Problem details:
Repeat the records below exactly.

======== Dataset extract ========

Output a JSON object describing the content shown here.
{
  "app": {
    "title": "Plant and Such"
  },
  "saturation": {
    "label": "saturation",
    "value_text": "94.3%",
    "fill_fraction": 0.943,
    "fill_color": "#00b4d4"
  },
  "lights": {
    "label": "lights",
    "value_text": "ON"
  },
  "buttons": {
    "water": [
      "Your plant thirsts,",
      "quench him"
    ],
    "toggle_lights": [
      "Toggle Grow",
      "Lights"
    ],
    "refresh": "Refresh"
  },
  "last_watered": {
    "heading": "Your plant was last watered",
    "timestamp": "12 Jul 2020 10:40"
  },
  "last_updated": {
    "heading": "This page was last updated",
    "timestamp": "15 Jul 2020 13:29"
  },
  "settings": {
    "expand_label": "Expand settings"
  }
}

========

Written answer:
Output a JSON object describing the content shown here.
{
  "app": {
    "title": "Plant and Such"
  },
  "saturation": {
    "label": "saturation",
    "value_text": "94.3%",
    "fill_fraction": 0.943,
    "fill_color": "#00b4d4"
  },
  "lights": {
    "label": "lights",
    "value_text": "ON"
  },
  "buttons": {
    "water": [
      "Your plant thirsts,",
      "quench him"
    ],
    "toggle_lights": [
      "Toggle Grow",
      "Lights"
    ],
    "refresh": "Refresh"
  },
  "last_watered": {
    "heading": "Your plant was last watered",
    "timestamp": "12 Jul 2020 10:40"
  },
  "last_updated": {
    "heading": "This page was last updated",
    "timestamp": "15 Jul 2020 13:29"
  },
  "settings": {
    "expand_label": "Expand settings"
  }
}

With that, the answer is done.